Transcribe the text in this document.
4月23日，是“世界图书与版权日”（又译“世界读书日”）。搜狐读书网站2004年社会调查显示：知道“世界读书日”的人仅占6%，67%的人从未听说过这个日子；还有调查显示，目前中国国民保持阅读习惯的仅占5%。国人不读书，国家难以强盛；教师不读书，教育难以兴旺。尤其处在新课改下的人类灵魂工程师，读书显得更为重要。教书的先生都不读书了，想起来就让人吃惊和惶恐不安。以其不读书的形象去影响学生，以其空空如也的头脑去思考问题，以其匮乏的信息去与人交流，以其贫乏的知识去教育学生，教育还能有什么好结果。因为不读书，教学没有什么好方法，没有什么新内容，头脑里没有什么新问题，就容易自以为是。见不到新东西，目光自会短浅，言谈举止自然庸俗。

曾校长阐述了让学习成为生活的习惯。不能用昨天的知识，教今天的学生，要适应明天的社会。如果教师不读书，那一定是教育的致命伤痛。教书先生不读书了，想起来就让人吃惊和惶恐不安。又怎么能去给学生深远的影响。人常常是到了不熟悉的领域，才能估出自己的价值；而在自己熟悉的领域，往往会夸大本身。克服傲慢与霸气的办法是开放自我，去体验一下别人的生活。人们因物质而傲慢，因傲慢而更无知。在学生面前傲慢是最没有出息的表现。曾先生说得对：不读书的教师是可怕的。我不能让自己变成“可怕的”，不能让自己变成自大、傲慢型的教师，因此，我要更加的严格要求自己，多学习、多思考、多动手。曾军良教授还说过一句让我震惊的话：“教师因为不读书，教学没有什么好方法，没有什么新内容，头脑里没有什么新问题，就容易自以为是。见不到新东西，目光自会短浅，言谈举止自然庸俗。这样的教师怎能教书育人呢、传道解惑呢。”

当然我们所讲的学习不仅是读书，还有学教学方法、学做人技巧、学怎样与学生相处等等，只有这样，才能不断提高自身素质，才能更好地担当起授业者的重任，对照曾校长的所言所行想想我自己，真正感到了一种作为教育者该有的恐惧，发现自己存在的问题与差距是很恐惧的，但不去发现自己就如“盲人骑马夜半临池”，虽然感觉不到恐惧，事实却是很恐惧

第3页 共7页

=====

Transcribe the material above word for word.

Transcribe the text in this document.
4月23日，是“世界图书与版权日”（又译“世界读书日”）。搜狐读书网站2004年社会调查显示：知道“世界读书日”的人仅占6%，67%的人从未听说过这个日子；还有调查显示，目前中国国民保持阅读习惯的仅占5%。国人不读书，国家难以强盛；教师不读书，教育难以兴旺。尤其处在新课改下的人类灵魂工程师，读书显得更为重要。教书的先生都不读书了，想起来就让人吃惊和惶恐不安。以其不读书的形象去影响学生，以其空空如也的头脑去思考问题，以其匮乏的信息去与人交流，以其贫乏的知识去教育学生，教育还能有什么好结果。因为不读书，教学没有什么好方法，没有什么新内容，头脑里没有什么新问题，就容易自以为是。见不到新东西，目光自会短浅，言谈举止自然庸俗。

曾校长阐述了让学习成为生活的习惯。不能用昨天的知识，教今天的学生，要适应明天的社会。如果教师不读书，那一定是教育的致命伤痛。教书先生不读书了，想起来就让人吃惊和惶恐不安。又怎么能去给学生深远的影响。人常常是到了不熟悉的领域，才能估出自己的价值；而在自己熟悉的领域，往往会夸大本身。克服傲慢与霸气的办法是开放自我，去体验一下别人的生活。人们因物质而傲慢，因傲慢而更无知。在学生面前傲慢是最没有出息的表现。曾先生说得对：不读书的教师是可怕的。我不能让自己变成“可怕的”，不能让自己变成自大、傲慢型的教师，因此，我要更加的严格要求自己，多学习、多思考、多动手。曾军良教授还说过一句让我震惊的话：“教师因为不读书，教学没有什么好方法，没有什么新内容，头脑里没有什么新问题，就容易自以为是。见不到新东西，目光自会短浅，言谈举止自然庸俗。这样的教师怎能教书育人呢、传道解惑呢。”

当然我们所讲的学习不仅是读书，还有学教学方法、学做人技巧、学怎样与学生相处等等，只有这样，才能不断提高自身素质，才能更好地担当起授业者的重任，对照曾校长的所言所行想想我自己，真正感到了一种作为教育者该有的恐惧，发现自己存在的问题与差距是很恐惧的，但不去发现自己就如“盲人骑马夜半临池”，虽然感觉不到恐惧，事实却是很恐惧

第3页 共7页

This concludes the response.